(Dataset items)

--- Begin ---

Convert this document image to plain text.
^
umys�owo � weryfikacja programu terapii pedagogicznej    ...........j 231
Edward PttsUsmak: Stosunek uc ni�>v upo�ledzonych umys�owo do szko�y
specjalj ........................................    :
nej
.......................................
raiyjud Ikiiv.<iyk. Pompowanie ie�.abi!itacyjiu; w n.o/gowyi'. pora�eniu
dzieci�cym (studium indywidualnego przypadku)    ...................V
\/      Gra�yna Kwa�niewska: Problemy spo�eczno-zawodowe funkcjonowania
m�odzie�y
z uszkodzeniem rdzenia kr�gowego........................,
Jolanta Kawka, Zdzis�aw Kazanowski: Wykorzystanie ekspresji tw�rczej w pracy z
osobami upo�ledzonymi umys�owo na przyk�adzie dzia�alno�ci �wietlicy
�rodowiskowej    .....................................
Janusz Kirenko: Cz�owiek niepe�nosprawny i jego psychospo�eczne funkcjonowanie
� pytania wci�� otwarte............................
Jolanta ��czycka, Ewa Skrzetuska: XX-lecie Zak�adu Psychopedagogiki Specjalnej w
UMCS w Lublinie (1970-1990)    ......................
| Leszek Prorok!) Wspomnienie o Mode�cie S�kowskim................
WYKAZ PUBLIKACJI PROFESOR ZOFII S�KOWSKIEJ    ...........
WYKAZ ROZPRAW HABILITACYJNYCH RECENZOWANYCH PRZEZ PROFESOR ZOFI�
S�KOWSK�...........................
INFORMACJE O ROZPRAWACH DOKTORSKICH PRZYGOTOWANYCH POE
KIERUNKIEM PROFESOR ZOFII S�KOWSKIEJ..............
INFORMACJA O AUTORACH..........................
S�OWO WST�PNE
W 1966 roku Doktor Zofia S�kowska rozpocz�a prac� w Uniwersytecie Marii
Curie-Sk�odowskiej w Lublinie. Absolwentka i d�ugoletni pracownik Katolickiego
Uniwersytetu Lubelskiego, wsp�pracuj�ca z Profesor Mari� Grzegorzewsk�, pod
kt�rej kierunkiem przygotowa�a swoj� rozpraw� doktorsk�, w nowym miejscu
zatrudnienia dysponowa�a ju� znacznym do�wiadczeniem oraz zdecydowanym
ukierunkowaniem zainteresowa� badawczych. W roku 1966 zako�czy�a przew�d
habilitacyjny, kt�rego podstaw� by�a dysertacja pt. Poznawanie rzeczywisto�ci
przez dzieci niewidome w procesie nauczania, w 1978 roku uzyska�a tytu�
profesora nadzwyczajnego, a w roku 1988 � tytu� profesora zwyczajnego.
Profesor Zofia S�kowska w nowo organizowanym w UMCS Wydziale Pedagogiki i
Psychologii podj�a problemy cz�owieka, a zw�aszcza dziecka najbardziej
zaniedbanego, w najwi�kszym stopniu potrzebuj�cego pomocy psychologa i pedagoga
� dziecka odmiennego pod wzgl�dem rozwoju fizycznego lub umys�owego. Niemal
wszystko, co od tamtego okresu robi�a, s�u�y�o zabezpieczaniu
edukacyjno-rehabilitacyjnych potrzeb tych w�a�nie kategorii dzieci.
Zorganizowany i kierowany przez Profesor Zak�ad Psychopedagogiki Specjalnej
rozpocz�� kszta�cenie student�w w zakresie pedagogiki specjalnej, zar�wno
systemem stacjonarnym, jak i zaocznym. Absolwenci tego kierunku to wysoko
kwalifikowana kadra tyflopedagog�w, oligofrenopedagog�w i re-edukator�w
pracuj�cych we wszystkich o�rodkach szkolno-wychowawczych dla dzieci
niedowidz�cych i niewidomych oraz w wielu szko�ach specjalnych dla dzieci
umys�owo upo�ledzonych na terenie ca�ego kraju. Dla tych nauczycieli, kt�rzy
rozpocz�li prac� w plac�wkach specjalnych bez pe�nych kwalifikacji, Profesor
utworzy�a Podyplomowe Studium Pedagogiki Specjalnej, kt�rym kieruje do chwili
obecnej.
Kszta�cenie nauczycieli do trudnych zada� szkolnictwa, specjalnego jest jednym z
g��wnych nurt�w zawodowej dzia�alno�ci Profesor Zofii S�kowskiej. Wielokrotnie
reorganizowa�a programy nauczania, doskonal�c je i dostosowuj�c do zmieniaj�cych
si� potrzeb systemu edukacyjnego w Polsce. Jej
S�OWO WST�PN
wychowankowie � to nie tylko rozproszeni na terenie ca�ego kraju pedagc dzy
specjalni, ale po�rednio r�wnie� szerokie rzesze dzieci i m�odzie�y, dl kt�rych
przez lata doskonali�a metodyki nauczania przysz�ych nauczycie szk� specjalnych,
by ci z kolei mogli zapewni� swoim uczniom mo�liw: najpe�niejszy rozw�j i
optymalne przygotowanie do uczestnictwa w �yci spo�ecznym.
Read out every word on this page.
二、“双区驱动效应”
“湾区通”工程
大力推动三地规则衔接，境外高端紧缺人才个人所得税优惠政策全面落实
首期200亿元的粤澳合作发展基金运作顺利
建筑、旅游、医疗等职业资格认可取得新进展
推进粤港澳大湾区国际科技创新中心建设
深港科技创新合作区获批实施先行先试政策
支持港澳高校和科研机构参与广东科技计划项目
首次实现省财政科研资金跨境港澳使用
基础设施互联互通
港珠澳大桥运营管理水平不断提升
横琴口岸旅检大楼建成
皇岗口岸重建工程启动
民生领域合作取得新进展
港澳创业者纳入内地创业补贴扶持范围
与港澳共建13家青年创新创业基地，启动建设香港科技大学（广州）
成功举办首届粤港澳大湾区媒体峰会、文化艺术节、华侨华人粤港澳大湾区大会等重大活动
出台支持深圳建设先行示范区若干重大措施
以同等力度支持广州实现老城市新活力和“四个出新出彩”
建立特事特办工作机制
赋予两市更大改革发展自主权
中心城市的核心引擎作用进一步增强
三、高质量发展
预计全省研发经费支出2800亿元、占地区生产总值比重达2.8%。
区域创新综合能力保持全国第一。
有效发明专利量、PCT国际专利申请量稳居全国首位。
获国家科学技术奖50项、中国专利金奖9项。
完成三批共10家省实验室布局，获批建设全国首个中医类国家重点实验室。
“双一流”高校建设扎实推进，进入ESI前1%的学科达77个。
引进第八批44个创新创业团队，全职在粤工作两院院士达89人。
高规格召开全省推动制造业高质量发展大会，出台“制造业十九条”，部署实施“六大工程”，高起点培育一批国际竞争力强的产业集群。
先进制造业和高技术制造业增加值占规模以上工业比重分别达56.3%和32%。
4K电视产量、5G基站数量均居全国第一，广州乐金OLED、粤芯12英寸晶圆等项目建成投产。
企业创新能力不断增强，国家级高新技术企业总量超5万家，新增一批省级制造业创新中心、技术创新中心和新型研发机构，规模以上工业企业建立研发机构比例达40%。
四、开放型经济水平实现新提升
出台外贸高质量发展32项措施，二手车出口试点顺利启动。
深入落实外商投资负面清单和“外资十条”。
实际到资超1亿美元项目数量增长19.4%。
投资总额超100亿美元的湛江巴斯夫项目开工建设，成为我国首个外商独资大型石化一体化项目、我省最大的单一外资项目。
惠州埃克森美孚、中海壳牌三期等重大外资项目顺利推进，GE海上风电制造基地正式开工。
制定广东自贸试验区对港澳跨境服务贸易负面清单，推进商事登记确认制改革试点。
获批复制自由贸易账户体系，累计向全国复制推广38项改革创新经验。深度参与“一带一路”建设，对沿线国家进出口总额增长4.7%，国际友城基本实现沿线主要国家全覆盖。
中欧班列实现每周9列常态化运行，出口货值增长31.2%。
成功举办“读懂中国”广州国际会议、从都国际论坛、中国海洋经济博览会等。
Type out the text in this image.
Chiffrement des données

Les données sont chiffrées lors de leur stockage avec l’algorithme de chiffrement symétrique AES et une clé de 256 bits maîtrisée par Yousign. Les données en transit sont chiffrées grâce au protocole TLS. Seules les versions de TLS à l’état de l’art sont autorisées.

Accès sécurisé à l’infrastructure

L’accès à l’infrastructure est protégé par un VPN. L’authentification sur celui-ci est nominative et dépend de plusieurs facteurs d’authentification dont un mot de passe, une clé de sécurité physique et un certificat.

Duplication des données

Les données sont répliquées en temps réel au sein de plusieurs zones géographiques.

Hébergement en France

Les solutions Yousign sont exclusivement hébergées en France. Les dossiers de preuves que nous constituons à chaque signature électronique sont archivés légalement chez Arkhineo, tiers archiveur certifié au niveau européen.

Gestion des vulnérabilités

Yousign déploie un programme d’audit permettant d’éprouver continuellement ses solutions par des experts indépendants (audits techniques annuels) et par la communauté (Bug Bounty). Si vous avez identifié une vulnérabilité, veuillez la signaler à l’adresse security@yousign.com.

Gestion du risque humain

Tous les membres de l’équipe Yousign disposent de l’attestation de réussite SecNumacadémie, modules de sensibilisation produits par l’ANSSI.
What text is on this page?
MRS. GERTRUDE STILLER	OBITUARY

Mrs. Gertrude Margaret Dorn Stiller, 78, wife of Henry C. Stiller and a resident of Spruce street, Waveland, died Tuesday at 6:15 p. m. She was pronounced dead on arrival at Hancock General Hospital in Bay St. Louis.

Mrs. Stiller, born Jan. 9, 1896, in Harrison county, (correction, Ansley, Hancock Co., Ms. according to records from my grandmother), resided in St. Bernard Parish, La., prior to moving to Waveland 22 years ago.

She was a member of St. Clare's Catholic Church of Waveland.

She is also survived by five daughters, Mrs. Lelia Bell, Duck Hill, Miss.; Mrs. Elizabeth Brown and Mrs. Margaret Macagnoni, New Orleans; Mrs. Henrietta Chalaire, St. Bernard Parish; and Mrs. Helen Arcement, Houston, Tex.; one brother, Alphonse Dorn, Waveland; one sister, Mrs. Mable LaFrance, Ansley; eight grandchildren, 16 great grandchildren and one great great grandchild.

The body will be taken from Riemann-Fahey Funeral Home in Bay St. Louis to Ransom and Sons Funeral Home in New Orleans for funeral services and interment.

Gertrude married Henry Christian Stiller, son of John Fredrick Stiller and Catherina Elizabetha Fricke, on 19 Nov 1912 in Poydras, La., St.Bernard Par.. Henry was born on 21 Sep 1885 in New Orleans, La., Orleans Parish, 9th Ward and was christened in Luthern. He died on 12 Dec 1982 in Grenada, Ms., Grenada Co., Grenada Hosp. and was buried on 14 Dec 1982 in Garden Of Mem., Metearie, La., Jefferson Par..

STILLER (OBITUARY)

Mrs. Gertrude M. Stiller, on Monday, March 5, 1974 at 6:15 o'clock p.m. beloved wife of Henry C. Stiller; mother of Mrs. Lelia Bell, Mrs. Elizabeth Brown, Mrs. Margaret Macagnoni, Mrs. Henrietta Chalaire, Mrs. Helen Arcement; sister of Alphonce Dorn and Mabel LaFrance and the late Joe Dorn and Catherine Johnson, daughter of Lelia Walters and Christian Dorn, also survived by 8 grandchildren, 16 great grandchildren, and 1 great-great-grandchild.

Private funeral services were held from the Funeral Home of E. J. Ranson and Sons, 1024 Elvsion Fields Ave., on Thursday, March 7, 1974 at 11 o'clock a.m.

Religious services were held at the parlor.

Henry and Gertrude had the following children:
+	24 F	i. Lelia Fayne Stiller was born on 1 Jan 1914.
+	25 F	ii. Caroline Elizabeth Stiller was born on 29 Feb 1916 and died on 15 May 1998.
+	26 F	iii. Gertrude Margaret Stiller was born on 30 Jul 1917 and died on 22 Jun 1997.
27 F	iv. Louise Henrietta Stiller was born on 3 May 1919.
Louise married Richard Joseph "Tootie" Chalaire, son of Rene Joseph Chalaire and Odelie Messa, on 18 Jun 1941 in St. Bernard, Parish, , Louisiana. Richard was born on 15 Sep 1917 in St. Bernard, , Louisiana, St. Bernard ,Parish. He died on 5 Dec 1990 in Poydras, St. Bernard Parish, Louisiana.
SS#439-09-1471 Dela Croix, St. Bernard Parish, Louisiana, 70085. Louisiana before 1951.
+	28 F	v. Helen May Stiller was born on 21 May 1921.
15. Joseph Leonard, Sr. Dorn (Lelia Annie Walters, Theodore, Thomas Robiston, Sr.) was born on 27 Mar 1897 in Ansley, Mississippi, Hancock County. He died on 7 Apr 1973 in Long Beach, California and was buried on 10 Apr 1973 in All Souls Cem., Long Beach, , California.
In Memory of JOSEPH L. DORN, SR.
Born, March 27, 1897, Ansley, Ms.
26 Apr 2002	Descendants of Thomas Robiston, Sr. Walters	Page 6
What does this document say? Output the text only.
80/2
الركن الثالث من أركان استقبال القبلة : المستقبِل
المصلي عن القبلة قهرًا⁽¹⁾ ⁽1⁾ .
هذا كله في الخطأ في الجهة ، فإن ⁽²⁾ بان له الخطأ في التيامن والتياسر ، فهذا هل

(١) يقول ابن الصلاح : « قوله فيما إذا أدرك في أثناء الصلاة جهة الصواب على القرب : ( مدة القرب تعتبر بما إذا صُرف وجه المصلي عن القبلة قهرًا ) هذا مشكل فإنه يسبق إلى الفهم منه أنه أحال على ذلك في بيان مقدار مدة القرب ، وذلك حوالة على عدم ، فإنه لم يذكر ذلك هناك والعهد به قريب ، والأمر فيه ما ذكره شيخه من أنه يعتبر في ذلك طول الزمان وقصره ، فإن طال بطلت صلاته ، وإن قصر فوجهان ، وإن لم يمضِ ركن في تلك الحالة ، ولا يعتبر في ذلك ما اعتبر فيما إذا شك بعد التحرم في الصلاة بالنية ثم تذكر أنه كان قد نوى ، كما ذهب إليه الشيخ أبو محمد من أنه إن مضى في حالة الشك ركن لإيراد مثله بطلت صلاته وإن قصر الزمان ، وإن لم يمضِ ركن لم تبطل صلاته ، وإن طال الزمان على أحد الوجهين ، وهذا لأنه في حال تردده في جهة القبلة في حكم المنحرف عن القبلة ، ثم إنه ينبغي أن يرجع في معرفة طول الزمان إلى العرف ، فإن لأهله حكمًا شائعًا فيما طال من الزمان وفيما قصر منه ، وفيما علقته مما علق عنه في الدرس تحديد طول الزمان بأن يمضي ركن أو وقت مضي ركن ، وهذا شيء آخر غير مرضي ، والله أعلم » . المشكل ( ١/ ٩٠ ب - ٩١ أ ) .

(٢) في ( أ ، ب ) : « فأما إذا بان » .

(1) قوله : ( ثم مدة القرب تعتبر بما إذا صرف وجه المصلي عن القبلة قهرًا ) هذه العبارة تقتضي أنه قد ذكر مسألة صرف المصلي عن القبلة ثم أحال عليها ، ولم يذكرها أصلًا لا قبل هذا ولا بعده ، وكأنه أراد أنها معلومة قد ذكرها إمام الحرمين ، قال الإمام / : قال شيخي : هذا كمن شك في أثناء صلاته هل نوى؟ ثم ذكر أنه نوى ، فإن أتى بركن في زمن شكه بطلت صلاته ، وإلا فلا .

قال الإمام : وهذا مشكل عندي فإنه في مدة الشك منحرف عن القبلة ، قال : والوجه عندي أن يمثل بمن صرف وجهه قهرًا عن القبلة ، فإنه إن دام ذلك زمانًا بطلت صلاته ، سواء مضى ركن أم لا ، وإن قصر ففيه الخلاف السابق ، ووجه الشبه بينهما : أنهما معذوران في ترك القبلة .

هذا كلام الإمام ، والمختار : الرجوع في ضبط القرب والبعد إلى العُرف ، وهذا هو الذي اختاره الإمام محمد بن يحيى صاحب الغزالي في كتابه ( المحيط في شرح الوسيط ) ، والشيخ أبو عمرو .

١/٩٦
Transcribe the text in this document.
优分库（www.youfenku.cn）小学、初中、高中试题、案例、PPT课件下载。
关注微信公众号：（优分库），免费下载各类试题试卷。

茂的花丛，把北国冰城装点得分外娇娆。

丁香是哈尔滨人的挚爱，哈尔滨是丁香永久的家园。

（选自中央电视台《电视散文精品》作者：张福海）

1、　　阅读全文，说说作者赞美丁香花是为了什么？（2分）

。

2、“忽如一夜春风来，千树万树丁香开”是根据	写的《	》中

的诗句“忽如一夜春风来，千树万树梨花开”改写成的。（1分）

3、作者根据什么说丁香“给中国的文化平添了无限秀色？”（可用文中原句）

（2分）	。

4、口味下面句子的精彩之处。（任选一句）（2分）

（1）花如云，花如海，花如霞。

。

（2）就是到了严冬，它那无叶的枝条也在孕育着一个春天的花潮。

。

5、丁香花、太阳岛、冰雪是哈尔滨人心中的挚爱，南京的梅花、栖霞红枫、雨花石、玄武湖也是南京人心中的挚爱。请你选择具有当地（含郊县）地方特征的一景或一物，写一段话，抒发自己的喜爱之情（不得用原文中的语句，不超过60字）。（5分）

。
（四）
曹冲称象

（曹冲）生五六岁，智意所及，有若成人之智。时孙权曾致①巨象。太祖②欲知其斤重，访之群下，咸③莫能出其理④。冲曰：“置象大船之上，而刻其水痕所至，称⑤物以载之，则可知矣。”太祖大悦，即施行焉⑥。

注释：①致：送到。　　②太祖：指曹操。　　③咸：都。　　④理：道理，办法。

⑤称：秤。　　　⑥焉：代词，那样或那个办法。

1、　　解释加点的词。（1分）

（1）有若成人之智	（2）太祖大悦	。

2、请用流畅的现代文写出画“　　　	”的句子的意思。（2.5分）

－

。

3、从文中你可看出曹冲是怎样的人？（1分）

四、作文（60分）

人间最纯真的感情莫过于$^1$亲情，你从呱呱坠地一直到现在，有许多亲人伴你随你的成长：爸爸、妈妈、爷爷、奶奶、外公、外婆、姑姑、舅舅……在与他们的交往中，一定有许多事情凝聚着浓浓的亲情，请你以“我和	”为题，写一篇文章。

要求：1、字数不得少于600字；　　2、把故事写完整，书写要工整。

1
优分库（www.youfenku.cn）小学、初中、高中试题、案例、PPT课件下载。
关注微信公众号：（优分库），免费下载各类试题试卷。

--- End ---

## SHORT PROBLEM
Of the lines in the material, how many include "有若成人之智"? Respond with the number alone.

## RESPONSE TO THE EXERCISE
2